(Collected data)

• • • • • • •

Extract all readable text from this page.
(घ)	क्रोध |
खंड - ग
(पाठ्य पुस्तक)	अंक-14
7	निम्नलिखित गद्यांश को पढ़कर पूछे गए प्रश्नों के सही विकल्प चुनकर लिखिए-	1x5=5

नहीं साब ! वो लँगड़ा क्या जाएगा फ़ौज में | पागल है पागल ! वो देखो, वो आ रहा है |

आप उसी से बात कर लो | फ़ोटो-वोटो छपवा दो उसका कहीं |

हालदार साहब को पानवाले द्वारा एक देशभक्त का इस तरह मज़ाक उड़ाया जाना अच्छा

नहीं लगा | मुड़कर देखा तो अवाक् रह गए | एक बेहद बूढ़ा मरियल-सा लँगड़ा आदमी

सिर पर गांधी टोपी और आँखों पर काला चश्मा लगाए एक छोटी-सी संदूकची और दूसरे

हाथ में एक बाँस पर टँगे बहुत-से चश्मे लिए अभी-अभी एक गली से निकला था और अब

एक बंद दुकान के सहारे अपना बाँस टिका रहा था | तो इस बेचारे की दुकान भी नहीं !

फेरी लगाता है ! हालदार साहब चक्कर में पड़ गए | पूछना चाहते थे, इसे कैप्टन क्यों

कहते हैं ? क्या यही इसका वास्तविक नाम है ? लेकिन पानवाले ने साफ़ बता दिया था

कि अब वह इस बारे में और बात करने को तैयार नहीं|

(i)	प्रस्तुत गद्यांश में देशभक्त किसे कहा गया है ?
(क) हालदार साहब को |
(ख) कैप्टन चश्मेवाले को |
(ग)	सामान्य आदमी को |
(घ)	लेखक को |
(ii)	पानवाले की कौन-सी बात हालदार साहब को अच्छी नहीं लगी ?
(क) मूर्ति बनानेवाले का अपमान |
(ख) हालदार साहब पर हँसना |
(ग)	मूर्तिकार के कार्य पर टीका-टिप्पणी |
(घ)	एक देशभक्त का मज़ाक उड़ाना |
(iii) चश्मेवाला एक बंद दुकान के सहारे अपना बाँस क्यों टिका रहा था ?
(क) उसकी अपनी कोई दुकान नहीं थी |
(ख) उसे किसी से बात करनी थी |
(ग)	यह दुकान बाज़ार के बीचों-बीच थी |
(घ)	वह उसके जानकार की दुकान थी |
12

• • • • • • •

Your task: Transcribe the material above word for word.

Written solution:
Extract all readable text from this page.
(घ)	क्रोध |
खंड - ग
(पाठ्य पुस्तक)	अंक-14
7	निम्नलिखित गद्यांश को पढ़कर पूछे गए प्रश्नों के सही विकल्प चुनकर लिखिए-	1x5=5

नहीं साब ! वो लँगड़ा क्या जाएगा फ़ौज में | पागल है पागल ! वो देखो, वो आ रहा है |

आप उसी से बात कर लो | फ़ोटो-वोटो छपवा दो उसका कहीं |

हालदार साहब को पानवाले द्वारा एक देशभक्त का इस तरह मज़ाक उड़ाया जाना अच्छा

नहीं लगा | मुड़कर देखा तो अवाक् रह गए | एक बेहद बूढ़ा मरियल-सा लँगड़ा आदमी

सिर पर गांधी टोपी और आँखों पर काला चश्मा लगाए एक छोटी-सी संदूकची और दूसरे

हाथ में एक बाँस पर टँगे बहुत-से चश्मे लिए अभी-अभी एक गली से निकला था और अब

एक बंद दुकान के सहारे अपना बाँस टिका रहा था | तो इस बेचारे की दुकान भी नहीं !

फेरी लगाता है ! हालदार साहब चक्कर में पड़ गए | पूछना चाहते थे, इसे कैप्टन क्यों

कहते हैं ? क्या यही इसका वास्तविक नाम है ? लेकिन पानवाले ने साफ़ बता दिया था

कि अब वह इस बारे में और बात करने को तैयार नहीं|

(i)	प्रस्तुत गद्यांश में देशभक्त किसे कहा गया है ?
(क) हालदार साहब को |
(ख) कैप्टन चश्मेवाले को |
(ग)	सामान्य आदमी को |
(घ)	लेखक को |
(ii)	पानवाले की कौन-सी बात हालदार साहब को अच्छी नहीं लगी ?
(क) मूर्ति बनानेवाले का अपमान |
(ख) हालदार साहब पर हँसना |
(ग)	मूर्तिकार के कार्य पर टीका-टिप्पणी |
(घ)	एक देशभक्त का मज़ाक उड़ाना |
(iii) चश्मेवाला एक बंद दुकान के सहारे अपना बाँस क्यों टिका रहा था ?
(क) उसकी अपनी कोई दुकान नहीं थी |
(ख) उसे किसी से बात करनी थी |
(ग)	यह दुकान बाज़ार के बीचों-बीच थी |
(घ)	वह उसके जानकार की दुकान थी |
12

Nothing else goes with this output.